▸ **TEXTE À ÉTUDIER**

- - -

On pourrait ainsi redéfinir la périodisation de l’histoire
mamlouke en deux périodes de sultanat électif (de Šaǧarr al-
Durr à Salāmiš ibn Baybars, puis de Šayḫ à Tumān Bāy),
encadrant deux périodes de sultanat dynastique (les
Qalāwūnides et les Barqūqides).

IV. Conclusion
46 La culture politique des émirs était donc en grande partie
organisée autour du conflit. La fitna était fréquente et
concernait une grande majorité des émirs sous le régime des
Mamlouks. Elle était un temps structurant de la vie politique
du sultanat, le moment où se redessinaient les rapports de
force entre les différents acteurs politiques. Trois phases la
composaient : le complot qui préparait le conflit, la guerre
qui déterminait l’issue du conflit, et la sortie de guerre qui
réglait le conflit en distribuant les ressources aux uns et les
châtiments aux autres.

- - -

Entrées du jeu de données:

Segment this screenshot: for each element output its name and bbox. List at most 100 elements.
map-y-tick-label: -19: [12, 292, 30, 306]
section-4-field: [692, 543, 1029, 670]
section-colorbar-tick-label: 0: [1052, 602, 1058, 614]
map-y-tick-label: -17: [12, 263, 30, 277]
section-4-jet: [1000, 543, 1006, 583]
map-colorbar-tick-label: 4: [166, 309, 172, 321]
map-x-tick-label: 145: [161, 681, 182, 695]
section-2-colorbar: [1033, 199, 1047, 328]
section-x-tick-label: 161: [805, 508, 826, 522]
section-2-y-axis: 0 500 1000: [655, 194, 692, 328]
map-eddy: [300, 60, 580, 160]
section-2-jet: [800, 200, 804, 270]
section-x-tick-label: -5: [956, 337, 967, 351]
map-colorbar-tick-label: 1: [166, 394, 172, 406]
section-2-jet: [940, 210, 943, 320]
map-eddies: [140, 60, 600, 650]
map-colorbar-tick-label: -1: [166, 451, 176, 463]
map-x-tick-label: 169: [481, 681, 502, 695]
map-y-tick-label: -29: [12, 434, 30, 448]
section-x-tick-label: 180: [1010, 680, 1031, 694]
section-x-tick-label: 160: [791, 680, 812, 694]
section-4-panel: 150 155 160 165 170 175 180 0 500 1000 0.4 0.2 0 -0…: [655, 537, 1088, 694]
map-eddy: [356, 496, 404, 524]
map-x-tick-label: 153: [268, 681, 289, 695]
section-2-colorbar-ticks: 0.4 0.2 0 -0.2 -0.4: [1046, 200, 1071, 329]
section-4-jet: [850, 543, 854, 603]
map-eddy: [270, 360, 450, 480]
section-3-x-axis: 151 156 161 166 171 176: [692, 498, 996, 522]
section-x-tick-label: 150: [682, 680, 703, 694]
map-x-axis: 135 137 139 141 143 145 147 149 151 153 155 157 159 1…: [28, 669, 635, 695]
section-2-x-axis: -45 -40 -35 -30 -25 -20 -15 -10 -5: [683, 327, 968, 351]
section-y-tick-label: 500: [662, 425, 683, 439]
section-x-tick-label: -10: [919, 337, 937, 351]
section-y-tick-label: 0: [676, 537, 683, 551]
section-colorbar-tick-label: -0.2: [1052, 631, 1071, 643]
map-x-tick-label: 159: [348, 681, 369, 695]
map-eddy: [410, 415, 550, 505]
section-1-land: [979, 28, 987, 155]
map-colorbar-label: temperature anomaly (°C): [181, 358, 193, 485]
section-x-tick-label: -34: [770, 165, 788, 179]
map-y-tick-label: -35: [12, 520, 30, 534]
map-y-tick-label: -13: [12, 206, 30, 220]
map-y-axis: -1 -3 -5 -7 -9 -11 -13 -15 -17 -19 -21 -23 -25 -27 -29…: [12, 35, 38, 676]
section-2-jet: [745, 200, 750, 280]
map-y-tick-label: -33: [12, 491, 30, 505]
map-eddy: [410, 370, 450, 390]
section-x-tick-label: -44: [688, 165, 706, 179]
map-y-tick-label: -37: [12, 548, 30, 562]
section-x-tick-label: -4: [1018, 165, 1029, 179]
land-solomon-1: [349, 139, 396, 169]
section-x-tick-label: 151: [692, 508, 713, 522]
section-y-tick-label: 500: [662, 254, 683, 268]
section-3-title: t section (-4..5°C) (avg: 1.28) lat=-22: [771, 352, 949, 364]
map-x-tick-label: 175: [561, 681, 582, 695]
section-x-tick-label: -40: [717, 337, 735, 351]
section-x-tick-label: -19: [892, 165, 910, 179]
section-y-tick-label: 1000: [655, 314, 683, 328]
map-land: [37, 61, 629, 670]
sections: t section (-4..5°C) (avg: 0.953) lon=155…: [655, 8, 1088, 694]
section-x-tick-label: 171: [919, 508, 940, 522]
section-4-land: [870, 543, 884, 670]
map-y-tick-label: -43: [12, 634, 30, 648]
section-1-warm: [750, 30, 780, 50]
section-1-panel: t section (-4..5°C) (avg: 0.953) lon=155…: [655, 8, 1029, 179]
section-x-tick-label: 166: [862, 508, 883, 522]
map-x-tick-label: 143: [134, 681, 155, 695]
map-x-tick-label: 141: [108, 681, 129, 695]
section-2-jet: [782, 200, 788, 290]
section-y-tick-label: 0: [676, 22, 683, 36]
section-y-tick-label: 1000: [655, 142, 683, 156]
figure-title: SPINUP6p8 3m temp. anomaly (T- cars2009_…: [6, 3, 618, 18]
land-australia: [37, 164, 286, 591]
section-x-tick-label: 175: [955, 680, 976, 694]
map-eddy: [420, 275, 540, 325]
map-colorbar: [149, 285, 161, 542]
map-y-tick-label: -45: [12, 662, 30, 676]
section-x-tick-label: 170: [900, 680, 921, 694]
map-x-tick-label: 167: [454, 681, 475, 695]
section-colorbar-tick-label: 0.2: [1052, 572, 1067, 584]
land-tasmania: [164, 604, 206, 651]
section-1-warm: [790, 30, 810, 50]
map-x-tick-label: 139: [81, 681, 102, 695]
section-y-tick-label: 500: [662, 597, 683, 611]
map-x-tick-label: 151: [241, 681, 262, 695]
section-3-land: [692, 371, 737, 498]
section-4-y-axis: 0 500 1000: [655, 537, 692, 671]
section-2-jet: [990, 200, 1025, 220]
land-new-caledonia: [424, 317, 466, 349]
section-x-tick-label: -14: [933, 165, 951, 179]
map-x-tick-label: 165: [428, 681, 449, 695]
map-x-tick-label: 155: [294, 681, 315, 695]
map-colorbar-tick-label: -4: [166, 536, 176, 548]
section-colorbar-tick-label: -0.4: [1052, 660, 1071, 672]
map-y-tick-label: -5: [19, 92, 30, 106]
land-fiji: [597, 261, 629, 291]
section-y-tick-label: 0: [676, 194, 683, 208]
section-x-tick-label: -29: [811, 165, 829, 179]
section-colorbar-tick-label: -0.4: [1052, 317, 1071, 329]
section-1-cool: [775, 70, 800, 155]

- - -

▸ **CONSIGNE**
Citez le passage du texte sur le sultanat mamelouk qui commence par les mots contenant « On pourrait ainsi » et s'achève sur « et les Barqūqides). ». La liste fournie n'est pas utile ici.

▸ **RÉPONSE**
On pourrait ainsi redéfinir la périodisation de l’histoire
mamlouke en deux périodes de sultanat électif (de Šaǧarr al-
Durr à Salāmiš ibn Baybars, puis de Šayḫ à Tumān Bāy),
encadrant deux périodes de sultanat dynastique (les
Qalāwūnides et les Barqūqides).